> WHAT IS REQUIRED:
Return a copy of each line that holds the string "data".

> MATERIAL TO PROCESS:
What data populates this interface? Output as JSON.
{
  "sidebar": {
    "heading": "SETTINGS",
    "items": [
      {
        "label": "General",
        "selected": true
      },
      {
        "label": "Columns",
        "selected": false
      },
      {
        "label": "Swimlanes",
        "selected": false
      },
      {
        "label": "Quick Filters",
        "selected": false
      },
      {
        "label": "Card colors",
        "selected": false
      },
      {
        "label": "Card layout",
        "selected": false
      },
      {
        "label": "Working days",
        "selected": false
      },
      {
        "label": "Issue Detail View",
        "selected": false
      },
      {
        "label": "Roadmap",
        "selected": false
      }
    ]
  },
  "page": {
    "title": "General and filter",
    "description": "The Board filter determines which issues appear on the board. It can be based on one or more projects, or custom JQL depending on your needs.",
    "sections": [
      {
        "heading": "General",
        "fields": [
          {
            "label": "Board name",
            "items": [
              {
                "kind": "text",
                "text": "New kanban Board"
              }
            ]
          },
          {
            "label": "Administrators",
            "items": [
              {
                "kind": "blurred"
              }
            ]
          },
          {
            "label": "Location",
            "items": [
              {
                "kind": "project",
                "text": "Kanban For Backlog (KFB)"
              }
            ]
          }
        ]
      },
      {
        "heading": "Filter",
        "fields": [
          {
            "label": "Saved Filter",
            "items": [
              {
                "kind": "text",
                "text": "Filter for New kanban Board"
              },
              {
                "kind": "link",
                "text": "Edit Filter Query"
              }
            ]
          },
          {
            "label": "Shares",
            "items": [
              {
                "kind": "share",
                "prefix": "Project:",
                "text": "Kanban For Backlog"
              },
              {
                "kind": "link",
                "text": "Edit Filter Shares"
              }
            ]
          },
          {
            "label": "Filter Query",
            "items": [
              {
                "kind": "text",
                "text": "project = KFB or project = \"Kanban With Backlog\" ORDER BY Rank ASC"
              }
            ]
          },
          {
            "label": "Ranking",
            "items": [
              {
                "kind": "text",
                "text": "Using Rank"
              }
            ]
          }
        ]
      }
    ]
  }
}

==

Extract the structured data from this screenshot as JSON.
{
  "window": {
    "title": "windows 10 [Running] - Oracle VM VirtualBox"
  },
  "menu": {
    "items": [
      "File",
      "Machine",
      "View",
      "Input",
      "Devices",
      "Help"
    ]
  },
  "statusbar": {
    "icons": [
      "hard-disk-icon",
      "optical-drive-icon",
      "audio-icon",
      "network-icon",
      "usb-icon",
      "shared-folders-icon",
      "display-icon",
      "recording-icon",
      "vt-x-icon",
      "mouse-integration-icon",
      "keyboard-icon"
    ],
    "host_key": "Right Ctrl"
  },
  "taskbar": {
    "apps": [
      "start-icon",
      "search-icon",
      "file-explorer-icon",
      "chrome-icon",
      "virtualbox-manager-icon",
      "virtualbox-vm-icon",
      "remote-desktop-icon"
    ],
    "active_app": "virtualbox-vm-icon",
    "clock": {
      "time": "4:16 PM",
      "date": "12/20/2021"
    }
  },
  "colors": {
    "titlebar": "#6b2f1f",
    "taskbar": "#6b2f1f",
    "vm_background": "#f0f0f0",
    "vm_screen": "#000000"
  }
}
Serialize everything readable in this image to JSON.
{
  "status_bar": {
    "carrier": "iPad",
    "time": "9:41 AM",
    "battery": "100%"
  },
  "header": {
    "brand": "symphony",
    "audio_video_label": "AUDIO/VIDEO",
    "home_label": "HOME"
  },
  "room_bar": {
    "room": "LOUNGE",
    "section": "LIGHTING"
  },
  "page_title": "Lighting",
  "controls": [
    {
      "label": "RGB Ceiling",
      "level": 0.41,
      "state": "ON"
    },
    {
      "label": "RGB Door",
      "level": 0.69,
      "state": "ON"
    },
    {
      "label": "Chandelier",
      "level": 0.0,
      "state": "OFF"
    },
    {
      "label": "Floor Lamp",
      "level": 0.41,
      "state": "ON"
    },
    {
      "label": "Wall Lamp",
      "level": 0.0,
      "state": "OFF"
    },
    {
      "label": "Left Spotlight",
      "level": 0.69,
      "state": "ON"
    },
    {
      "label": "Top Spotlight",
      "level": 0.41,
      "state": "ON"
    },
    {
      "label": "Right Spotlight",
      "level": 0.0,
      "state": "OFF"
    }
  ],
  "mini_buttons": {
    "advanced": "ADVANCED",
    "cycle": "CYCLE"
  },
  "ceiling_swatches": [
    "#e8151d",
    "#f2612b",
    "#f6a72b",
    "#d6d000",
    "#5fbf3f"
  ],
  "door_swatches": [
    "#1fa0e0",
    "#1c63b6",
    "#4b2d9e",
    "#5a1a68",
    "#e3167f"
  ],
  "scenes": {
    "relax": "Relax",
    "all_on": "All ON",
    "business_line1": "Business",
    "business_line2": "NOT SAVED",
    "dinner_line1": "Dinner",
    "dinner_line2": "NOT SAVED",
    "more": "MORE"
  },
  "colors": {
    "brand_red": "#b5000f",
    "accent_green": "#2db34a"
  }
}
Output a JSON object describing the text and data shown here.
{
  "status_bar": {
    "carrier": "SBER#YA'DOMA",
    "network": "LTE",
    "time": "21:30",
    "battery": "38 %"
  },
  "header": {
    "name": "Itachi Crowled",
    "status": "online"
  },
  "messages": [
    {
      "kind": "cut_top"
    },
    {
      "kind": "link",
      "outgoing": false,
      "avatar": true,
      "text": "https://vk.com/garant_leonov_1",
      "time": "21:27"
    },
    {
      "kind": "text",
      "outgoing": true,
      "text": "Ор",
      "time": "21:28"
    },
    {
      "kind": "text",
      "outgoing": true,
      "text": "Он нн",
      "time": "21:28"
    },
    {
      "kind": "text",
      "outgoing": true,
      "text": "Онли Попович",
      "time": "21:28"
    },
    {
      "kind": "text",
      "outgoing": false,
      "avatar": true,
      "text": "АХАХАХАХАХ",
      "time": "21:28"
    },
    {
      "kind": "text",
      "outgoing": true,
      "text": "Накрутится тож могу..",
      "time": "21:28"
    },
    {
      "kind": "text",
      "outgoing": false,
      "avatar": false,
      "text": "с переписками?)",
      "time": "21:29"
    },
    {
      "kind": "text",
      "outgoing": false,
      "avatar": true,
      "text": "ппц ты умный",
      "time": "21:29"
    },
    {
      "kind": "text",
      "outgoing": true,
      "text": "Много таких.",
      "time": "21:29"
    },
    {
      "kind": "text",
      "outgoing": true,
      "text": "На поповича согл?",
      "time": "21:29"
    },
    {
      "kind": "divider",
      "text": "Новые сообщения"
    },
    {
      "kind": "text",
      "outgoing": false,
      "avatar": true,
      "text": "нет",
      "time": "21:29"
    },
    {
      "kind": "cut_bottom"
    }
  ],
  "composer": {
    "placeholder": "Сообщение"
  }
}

> FULL OUTPUT:
What data populates this interface? Output as JSON.
Extract the structured data from this screenshot as JSON.
Output a JSON object describing the text and data shown here.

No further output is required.